» **Document transcript data**:
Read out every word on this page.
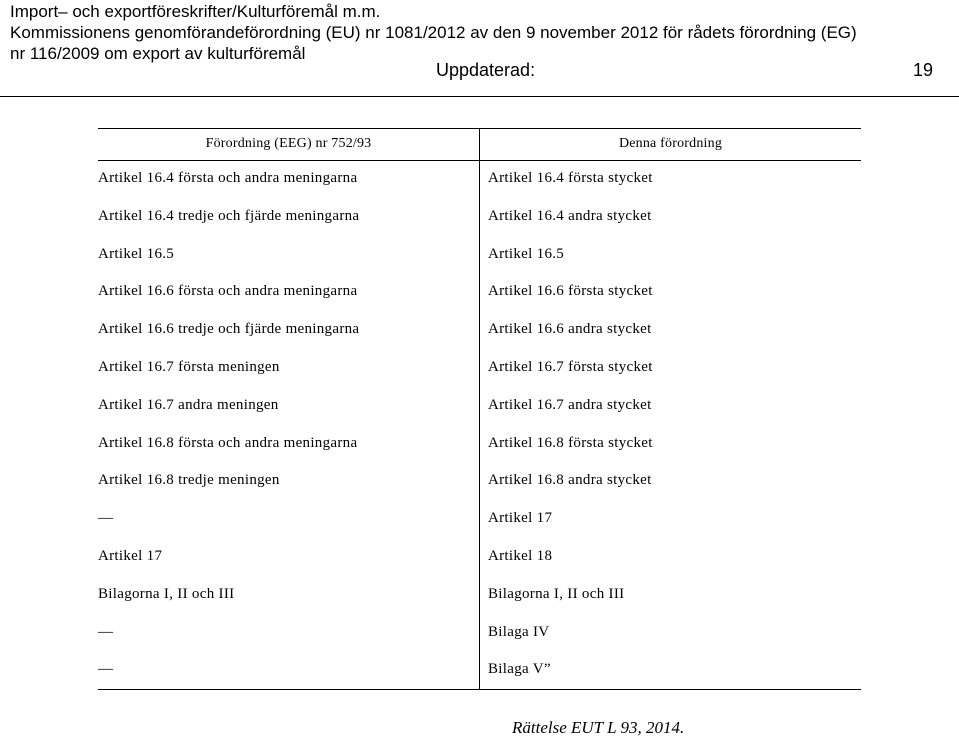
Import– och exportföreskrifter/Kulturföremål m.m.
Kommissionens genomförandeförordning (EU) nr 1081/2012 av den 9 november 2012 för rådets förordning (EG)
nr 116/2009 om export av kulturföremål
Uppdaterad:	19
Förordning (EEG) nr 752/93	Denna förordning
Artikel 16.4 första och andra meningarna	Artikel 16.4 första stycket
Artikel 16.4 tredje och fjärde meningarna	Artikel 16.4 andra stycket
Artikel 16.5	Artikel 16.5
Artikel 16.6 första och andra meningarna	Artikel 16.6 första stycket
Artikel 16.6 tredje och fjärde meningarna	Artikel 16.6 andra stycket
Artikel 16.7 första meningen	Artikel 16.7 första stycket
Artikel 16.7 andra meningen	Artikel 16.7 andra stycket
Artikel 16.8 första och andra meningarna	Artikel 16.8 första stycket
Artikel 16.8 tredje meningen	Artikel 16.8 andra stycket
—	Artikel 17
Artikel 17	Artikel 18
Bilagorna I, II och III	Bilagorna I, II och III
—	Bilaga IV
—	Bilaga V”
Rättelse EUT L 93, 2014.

» **What is needed**: A faithful, word-for-word copy of the data is needed; the pictures should not appear in it.

» **Response area**:
Read out every word on this page.
Import– och exportföreskrifter/Kulturföremål m.m.
Kommissionens genomförandeförordning (EU) nr 1081/2012 av den 9 november 2012 för rådets förordning (EG)
nr 116/2009 om export av kulturföremål
Uppdaterad:	19
Förordning (EEG) nr 752/93	Denna förordning
Artikel 16.4 första och andra meningarna	Artikel 16.4 första stycket
Artikel 16.4 tredje och fjärde meningarna	Artikel 16.4 andra stycket
Artikel 16.5	Artikel 16.5
Artikel 16.6 första och andra meningarna	Artikel 16.6 första stycket
Artikel 16.6 tredje och fjärde meningarna	Artikel 16.6 andra stycket
Artikel 16.7 första meningen	Artikel 16.7 första stycket
Artikel 16.7 andra meningen	Artikel 16.7 andra stycket
Artikel 16.8 första och andra meningarna	Artikel 16.8 första stycket
Artikel 16.8 tredje meningen	Artikel 16.8 andra stycket
—	Artikel 17
Artikel 17	Artikel 18
Bilagorna I, II och III	Bilagorna I, II och III
—	Bilaga IV
—	Bilaga V”
Rättelse EUT L 93, 2014.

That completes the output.